◆ **Task objective**:
Write out again only the lines running from the one that contains "Reverse-engineer this chart into JSON." to the end of the records below, including both the first and the last.

◆ **Materials provided**:

======

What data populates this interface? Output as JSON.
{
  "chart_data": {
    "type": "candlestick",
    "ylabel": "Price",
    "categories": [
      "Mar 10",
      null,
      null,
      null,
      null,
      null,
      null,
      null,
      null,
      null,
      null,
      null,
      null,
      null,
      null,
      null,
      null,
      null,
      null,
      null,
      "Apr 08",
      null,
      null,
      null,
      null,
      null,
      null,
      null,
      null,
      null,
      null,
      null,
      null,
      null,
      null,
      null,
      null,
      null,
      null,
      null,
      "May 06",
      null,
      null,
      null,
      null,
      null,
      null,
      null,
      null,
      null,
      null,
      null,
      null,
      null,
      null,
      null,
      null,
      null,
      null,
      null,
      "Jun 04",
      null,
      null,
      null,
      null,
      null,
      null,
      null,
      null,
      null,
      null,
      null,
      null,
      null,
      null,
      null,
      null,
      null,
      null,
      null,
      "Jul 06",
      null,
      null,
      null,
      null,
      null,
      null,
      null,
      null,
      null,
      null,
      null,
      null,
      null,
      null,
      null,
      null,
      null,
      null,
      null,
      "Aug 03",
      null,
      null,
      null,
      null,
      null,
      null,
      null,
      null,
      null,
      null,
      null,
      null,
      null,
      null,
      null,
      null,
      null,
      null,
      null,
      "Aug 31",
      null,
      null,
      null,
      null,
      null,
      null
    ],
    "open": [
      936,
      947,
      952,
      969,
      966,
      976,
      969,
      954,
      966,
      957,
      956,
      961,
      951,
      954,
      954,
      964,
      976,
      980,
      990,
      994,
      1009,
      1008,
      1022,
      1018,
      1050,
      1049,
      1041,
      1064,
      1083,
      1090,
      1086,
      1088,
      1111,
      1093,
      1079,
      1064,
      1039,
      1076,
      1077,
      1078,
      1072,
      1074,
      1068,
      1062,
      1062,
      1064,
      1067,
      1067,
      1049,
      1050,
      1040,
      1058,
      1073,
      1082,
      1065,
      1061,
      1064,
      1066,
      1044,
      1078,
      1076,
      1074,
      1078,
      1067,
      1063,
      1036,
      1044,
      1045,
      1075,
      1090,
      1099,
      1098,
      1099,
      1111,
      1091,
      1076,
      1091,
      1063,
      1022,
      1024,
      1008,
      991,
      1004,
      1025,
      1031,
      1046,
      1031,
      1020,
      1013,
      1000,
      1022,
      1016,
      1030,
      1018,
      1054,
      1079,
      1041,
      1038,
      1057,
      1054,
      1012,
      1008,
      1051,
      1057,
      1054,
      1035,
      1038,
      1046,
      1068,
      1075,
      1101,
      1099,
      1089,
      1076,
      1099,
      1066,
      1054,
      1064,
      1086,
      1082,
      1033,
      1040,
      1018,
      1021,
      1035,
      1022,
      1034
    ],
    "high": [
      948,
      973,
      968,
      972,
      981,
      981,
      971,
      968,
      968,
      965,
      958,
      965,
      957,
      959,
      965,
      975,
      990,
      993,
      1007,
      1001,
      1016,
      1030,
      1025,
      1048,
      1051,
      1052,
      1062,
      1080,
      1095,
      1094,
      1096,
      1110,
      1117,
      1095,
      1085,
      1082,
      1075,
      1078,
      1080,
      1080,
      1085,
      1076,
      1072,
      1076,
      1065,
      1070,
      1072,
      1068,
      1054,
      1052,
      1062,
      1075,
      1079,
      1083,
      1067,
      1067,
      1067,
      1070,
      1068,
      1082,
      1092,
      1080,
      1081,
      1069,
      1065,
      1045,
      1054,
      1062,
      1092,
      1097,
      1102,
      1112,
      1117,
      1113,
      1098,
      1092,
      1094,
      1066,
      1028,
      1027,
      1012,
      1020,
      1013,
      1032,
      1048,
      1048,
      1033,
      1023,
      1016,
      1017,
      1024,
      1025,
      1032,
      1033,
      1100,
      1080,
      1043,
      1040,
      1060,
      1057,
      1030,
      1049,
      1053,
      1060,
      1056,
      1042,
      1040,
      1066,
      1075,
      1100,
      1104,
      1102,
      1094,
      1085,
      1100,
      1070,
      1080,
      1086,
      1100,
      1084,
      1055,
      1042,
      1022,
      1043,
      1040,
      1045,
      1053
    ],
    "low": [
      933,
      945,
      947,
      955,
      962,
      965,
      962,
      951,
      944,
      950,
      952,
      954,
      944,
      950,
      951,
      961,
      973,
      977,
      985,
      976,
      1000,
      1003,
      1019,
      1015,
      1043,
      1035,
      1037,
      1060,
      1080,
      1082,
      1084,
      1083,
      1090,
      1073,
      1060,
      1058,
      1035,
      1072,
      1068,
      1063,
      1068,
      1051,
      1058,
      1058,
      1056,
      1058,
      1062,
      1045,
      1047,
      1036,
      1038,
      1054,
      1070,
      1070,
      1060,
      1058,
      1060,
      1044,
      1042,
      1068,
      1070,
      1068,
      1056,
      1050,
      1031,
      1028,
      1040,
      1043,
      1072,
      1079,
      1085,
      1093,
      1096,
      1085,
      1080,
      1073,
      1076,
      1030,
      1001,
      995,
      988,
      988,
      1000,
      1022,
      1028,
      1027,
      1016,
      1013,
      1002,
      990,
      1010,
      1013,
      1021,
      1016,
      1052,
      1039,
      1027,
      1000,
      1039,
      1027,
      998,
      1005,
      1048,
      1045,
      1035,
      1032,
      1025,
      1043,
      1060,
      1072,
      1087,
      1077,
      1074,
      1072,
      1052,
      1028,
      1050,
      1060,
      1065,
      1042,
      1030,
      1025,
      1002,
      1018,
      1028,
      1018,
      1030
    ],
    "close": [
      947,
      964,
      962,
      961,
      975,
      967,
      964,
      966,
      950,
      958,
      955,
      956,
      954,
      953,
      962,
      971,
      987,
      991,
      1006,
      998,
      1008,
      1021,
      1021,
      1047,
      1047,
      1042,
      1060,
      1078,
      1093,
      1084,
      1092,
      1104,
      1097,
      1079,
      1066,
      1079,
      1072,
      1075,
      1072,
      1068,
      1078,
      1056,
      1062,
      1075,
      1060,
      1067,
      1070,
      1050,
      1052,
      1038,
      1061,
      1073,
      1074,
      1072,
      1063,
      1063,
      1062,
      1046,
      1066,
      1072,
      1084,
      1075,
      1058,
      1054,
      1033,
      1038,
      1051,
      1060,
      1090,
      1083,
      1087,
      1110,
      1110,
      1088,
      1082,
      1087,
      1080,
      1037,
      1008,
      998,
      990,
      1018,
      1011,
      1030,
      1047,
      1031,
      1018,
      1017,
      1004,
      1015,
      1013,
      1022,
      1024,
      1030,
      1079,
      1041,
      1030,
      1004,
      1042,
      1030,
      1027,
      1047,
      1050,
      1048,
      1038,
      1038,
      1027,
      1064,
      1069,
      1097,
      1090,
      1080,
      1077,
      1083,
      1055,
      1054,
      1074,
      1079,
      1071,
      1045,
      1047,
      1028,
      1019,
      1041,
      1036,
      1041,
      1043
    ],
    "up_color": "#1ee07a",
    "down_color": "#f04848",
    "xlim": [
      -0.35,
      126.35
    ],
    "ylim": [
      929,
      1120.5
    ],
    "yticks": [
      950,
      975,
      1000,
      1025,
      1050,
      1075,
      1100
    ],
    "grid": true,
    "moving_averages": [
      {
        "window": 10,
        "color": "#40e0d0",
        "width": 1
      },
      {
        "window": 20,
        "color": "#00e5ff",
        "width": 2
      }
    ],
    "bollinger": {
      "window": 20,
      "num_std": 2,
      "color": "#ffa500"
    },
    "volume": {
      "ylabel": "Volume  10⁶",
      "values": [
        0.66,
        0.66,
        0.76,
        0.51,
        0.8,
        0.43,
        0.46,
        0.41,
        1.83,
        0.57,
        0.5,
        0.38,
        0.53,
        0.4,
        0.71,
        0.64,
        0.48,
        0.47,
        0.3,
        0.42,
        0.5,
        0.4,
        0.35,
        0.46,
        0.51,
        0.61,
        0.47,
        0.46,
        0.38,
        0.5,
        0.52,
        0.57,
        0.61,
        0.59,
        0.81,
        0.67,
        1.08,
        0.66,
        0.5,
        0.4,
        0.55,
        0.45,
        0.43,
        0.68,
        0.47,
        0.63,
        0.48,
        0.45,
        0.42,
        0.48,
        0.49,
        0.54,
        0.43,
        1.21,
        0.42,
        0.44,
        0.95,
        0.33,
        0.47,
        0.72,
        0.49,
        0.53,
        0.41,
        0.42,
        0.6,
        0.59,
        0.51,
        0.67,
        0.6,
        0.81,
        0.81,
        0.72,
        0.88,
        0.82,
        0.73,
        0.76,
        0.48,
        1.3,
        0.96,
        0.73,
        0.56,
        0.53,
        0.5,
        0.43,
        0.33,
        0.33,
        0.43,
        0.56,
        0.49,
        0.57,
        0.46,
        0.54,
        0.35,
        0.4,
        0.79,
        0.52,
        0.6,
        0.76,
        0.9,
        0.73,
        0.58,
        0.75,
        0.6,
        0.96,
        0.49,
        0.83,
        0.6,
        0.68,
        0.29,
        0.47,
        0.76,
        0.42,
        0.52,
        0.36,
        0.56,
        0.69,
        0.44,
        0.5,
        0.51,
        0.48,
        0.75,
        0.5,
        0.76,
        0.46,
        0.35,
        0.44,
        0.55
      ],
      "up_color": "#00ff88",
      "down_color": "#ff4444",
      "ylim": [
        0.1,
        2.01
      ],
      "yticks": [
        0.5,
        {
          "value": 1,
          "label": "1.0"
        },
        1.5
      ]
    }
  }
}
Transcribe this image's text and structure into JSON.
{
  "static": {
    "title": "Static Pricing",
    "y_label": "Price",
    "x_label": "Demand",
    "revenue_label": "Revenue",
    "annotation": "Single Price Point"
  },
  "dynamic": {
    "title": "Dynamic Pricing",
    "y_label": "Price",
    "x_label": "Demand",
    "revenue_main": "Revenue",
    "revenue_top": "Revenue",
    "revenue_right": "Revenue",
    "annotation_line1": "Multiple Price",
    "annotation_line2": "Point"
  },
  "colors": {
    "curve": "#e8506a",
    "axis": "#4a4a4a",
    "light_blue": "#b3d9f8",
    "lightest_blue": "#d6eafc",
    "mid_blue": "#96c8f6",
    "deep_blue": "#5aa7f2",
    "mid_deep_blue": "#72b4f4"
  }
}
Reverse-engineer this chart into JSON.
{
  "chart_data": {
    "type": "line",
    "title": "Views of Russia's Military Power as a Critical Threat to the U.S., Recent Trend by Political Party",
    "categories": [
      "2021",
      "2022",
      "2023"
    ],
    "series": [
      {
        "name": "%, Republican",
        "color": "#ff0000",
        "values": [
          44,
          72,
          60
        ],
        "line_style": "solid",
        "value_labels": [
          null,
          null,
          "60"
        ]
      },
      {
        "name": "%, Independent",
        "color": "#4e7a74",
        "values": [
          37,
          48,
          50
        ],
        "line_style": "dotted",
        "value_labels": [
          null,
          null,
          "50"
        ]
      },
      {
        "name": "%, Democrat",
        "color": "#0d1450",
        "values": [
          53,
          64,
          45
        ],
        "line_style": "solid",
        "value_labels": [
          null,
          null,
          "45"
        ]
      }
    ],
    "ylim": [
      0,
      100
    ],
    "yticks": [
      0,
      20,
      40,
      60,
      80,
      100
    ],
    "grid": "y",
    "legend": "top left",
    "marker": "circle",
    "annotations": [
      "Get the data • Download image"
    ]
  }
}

======

◆ **Complete response**:
Reverse-engineer this chart into JSON.
{
  "chart_data": {
    "type": "line",
    "title": "Views of Russia's Military Power as a Critical Threat to the U.S., Recent Trend by Political Party",
    "categories": [
      "2021",
      "2022",
      "2023"
    ],
    "series": [
      {
        "name": "%, Republican",
        "color": "#ff0000",
        "values": [
          44,
          72,
          60
        ],
        "line_style": "solid",
        "value_labels": [
          null,
          null,
          "60"
        ]
      },
      {
        "name": "%, Independent",
        "color": "#4e7a74",
        "values": [
          37,
          48,
          50
        ],
        "line_style": "dotted",
        "value_labels": [
          null,
          null,
          "50"
        ]
      },
      {
        "name": "%, Democrat",
        "color": "#0d1450",
        "values": [
          53,
          64,
          45
        ],
        "line_style": "solid",
        "value_labels": [
          null,
          null,
          "45"
        ]
      }
    ],
    "ylim": [
      0,
      100
    ],
    "yticks": [
      0,
      20,
      40,
      60,
      80,
      100
    ],
    "grid": "y",
    "legend": "top left",
    "marker": "circle",
    "annotations": [
      "Get the data • Download image"
    ]
  }
}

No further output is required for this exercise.